● TASK DESCRIPTION:
Find how many lines in the material contain "Glasgow"; your answer should be that number alone.

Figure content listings
-- start --

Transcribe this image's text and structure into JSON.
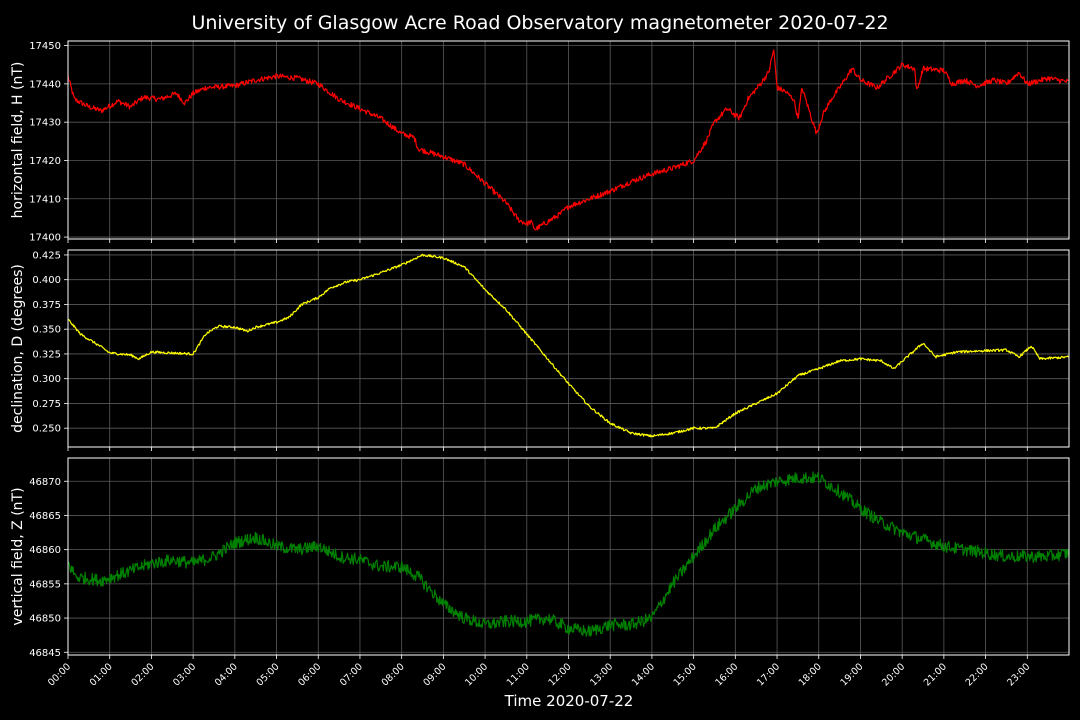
{
  "title": "University of Glasgow Acre Road Observatory magnetometer 2020-07-22",
  "colors": {
    "background": "#000000",
    "foreground": "#ffffff",
    "grid": "#5a5a5a"
  },
  "chart_data": {
    "type": "line",
    "title": "University of Glasgow Acre Road Observatory magnetometer 2020-07-22",
    "shared_x": true,
    "xlabel": "Time 2020-07-22",
    "x_tick_labels": [
      "00:00",
      "01:00",
      "02:00",
      "03:00",
      "04:00",
      "05:00",
      "06:00",
      "07:00",
      "08:00",
      "09:00",
      "10:00",
      "11:00",
      "12:00",
      "13:00",
      "14:00",
      "15:00",
      "16:00",
      "17:00",
      "18:00",
      "19:00",
      "20:00",
      "21:00",
      "22:00",
      "23:00"
    ],
    "xlim_hours": [
      0,
      24
    ],
    "grid": true,
    "panels": [
      {
        "ylabel": "horizontal field, H (nT)",
        "color": "#ff0000",
        "ylim": [
          17399.5,
          17451.2
        ],
        "yticks": [
          17400,
          17410,
          17420,
          17430,
          17440,
          17450
        ],
        "noise": 0.7,
        "points": [
          [
            0,
            17442
          ],
          [
            0.15,
            17436
          ],
          [
            0.5,
            17434
          ],
          [
            0.8,
            17433
          ],
          [
            1.2,
            17435.5
          ],
          [
            1.5,
            17434
          ],
          [
            1.8,
            17436.5
          ],
          [
            2.2,
            17436
          ],
          [
            2.6,
            17437.5
          ],
          [
            2.8,
            17435
          ],
          [
            3.0,
            17437.5
          ],
          [
            3.3,
            17439
          ],
          [
            4.0,
            17439.5
          ],
          [
            4.5,
            17441
          ],
          [
            5.0,
            17442
          ],
          [
            5.5,
            17441.5
          ],
          [
            6.0,
            17440
          ],
          [
            6.5,
            17436
          ],
          [
            7.0,
            17433.5
          ],
          [
            7.5,
            17431
          ],
          [
            8.0,
            17427
          ],
          [
            8.3,
            17426
          ],
          [
            8.4,
            17423
          ],
          [
            9.0,
            17421
          ],
          [
            9.5,
            17419
          ],
          [
            10.0,
            17414
          ],
          [
            10.5,
            17409
          ],
          [
            10.8,
            17404.5
          ],
          [
            11.0,
            17403.5
          ],
          [
            11.1,
            17404
          ],
          [
            11.2,
            17402
          ],
          [
            11.5,
            17404
          ],
          [
            11.8,
            17406
          ],
          [
            12.0,
            17408
          ],
          [
            12.5,
            17410
          ],
          [
            13.0,
            17412
          ],
          [
            13.5,
            17414.5
          ],
          [
            14.0,
            17416.5
          ],
          [
            14.5,
            17418
          ],
          [
            15.0,
            17420
          ],
          [
            15.3,
            17425
          ],
          [
            15.5,
            17430
          ],
          [
            15.8,
            17433.5
          ],
          [
            16.1,
            17431
          ],
          [
            16.3,
            17436
          ],
          [
            16.6,
            17440
          ],
          [
            16.8,
            17443
          ],
          [
            16.92,
            17449
          ],
          [
            17.0,
            17439
          ],
          [
            17.2,
            17438
          ],
          [
            17.4,
            17436
          ],
          [
            17.5,
            17431
          ],
          [
            17.6,
            17439
          ],
          [
            17.8,
            17432
          ],
          [
            17.95,
            17427
          ],
          [
            18.1,
            17432
          ],
          [
            18.3,
            17436
          ],
          [
            18.5,
            17439
          ],
          [
            18.8,
            17444
          ],
          [
            19.0,
            17441
          ],
          [
            19.4,
            17439
          ],
          [
            19.6,
            17441
          ],
          [
            20.0,
            17445
          ],
          [
            20.3,
            17444
          ],
          [
            20.35,
            17438
          ],
          [
            20.5,
            17444
          ],
          [
            21.0,
            17443.5
          ],
          [
            21.2,
            17440
          ],
          [
            21.5,
            17441
          ],
          [
            21.8,
            17439.5
          ],
          [
            22.2,
            17441
          ],
          [
            22.5,
            17440
          ],
          [
            22.8,
            17443
          ],
          [
            23.0,
            17440
          ],
          [
            23.5,
            17441.5
          ],
          [
            24,
            17440.5
          ]
        ]
      },
      {
        "ylabel": "declination, D (degrees)",
        "color": "#ffff00",
        "ylim": [
          0.231,
          0.43
        ],
        "yticks": [
          0.25,
          0.275,
          0.3,
          0.325,
          0.35,
          0.375,
          0.4,
          0.425
        ],
        "tick_labels": [
          "0.250",
          "0.275",
          "0.300",
          "0.325",
          "0.350",
          "0.375",
          "0.400",
          "0.425"
        ],
        "noise": 0.0012,
        "points": [
          [
            0,
            0.36
          ],
          [
            0.3,
            0.345
          ],
          [
            0.8,
            0.332
          ],
          [
            1.0,
            0.326
          ],
          [
            1.5,
            0.324
          ],
          [
            1.7,
            0.32
          ],
          [
            2.0,
            0.327
          ],
          [
            2.5,
            0.326
          ],
          [
            3.0,
            0.325
          ],
          [
            3.3,
            0.345
          ],
          [
            3.6,
            0.353
          ],
          [
            4.0,
            0.352
          ],
          [
            4.3,
            0.348
          ],
          [
            4.5,
            0.352
          ],
          [
            5.0,
            0.357
          ],
          [
            5.3,
            0.362
          ],
          [
            5.6,
            0.375
          ],
          [
            6.0,
            0.382
          ],
          [
            6.3,
            0.392
          ],
          [
            6.7,
            0.398
          ],
          [
            7.0,
            0.4
          ],
          [
            7.5,
            0.407
          ],
          [
            8.0,
            0.415
          ],
          [
            8.5,
            0.425
          ],
          [
            9.0,
            0.422
          ],
          [
            9.5,
            0.413
          ],
          [
            10.0,
            0.39
          ],
          [
            10.5,
            0.37
          ],
          [
            11.0,
            0.345
          ],
          [
            11.5,
            0.32
          ],
          [
            12.0,
            0.295
          ],
          [
            12.5,
            0.272
          ],
          [
            13.0,
            0.255
          ],
          [
            13.5,
            0.245
          ],
          [
            14.0,
            0.242
          ],
          [
            14.5,
            0.245
          ],
          [
            15.0,
            0.25
          ],
          [
            15.5,
            0.25
          ],
          [
            16.0,
            0.265
          ],
          [
            16.5,
            0.275
          ],
          [
            17.0,
            0.285
          ],
          [
            17.5,
            0.303
          ],
          [
            18.0,
            0.31
          ],
          [
            18.5,
            0.318
          ],
          [
            19.0,
            0.32
          ],
          [
            19.5,
            0.318
          ],
          [
            19.8,
            0.31
          ],
          [
            20.2,
            0.325
          ],
          [
            20.5,
            0.336
          ],
          [
            20.8,
            0.322
          ],
          [
            21.3,
            0.327
          ],
          [
            21.8,
            0.328
          ],
          [
            22.5,
            0.329
          ],
          [
            22.8,
            0.322
          ],
          [
            23.1,
            0.333
          ],
          [
            23.3,
            0.32
          ],
          [
            24,
            0.322
          ]
        ]
      },
      {
        "ylabel": "vertical field, Z (nT)",
        "color": "#008000",
        "ylim": [
          46844.6,
          46873.4
        ],
        "yticks": [
          46845,
          46850,
          46855,
          46860,
          46865,
          46870
        ],
        "noise": 0.9,
        "points": [
          [
            0,
            46858
          ],
          [
            0.2,
            46856
          ],
          [
            0.8,
            46855.5
          ],
          [
            1.3,
            46856.5
          ],
          [
            2.0,
            46858
          ],
          [
            2.5,
            46858.5
          ],
          [
            3.0,
            46858
          ],
          [
            3.5,
            46859
          ],
          [
            4.0,
            46861
          ],
          [
            4.5,
            46861.8
          ],
          [
            5.0,
            46860.5
          ],
          [
            5.5,
            46860
          ],
          [
            6.0,
            46860.5
          ],
          [
            6.5,
            46859
          ],
          [
            7.0,
            46858.5
          ],
          [
            7.5,
            46857.5
          ],
          [
            8.0,
            46857.5
          ],
          [
            8.4,
            46856
          ],
          [
            9.0,
            46852
          ],
          [
            9.5,
            46850
          ],
          [
            10.0,
            46849
          ],
          [
            10.5,
            46849.5
          ],
          [
            11.0,
            46849.5
          ],
          [
            11.5,
            46850
          ],
          [
            12.0,
            46848.5
          ],
          [
            12.5,
            46848
          ],
          [
            13.0,
            46849
          ],
          [
            13.5,
            46849
          ],
          [
            14.0,
            46850
          ],
          [
            14.5,
            46855
          ],
          [
            15.0,
            46859
          ],
          [
            15.5,
            46863
          ],
          [
            16.0,
            46866
          ],
          [
            16.5,
            46869
          ],
          [
            17.0,
            46870
          ],
          [
            17.5,
            46870.5
          ],
          [
            18.0,
            46870.5
          ],
          [
            18.5,
            46868.5
          ],
          [
            19.0,
            46866
          ],
          [
            19.5,
            46864
          ],
          [
            20.0,
            46862.5
          ],
          [
            20.5,
            46861.5
          ],
          [
            21.0,
            46860.5
          ],
          [
            21.5,
            46860
          ],
          [
            22.0,
            46859.5
          ],
          [
            22.5,
            46859
          ],
          [
            23.0,
            46859
          ],
          [
            23.5,
            46859
          ],
          [
            24,
            46859.5
          ]
        ]
      }
    ]
  }
}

-- end --

● ANSWER TO THE EXERCISE:
2